Input data |
# # # # #
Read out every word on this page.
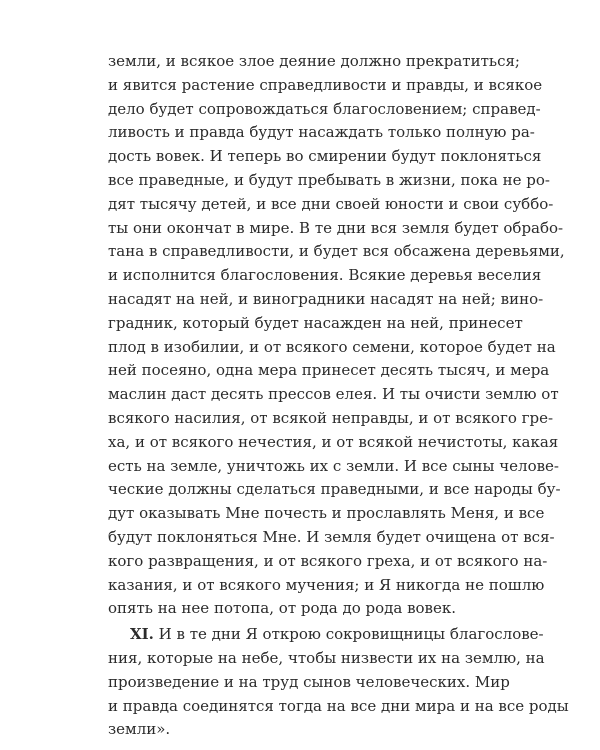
земли, и всякое злое деяние должно прекратиться;
и явится растение справедливости и правды, и всякое
дело будет сопровождаться благословением; справед-
ливость и правда будут насаждать только полную ра-
дость вовек. И теперь во смирении будут поклоняться
все праведные, и будут пребывать в жизни, пока не ро-
дят тысячу детей, и все дни своей юности и свои суббо-
ты они окончат в мире. В те дни вся земля будет обрабо-
тана в справедливости, и будет вся обсажена деревьями,
и исполнится благословения. Всякие деревья веселия
насадят на ней, и виноградники насадят на ней; вино-
градник, который будет насажден на ней, принесет
плод в изобилии, и от всякого семени, которое будет на
ней посеяно, одна мера принесет десять тысяч, и мера
маслин даст десять прессов елея. И ты очисти землю от
всякого насилия, от всякой неправды, и от всякого гре-
ха, и от всякого нечестия, и от всякой нечистоты, какая
есть на земле, уничтожь их с земли. И все сыны челове-
ческие должны сделаться праведными, и все народы бу-
дут оказывать Мне почесть и прославлять Меня, и все
будут поклоняться Мне. И земля будет очищена от вся-
кого развращения, и от всякого греха, и от всякого на-
казания, и от всякого мучения; и Я никогда не пошлю
опять на нее потопа, от рода до рода вовек.
XI. И в те дни Я открою сокровищницы благослове-
ния, которые на небе, чтобы низвести их на землю, на
произведение и на труд сынов человеческих. Мир
и правда соединятся тогда на все дни мира и на все роды
земли».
# # # # #
Of the lines in this data, how many contain "вовек"? Reply with only the number.

2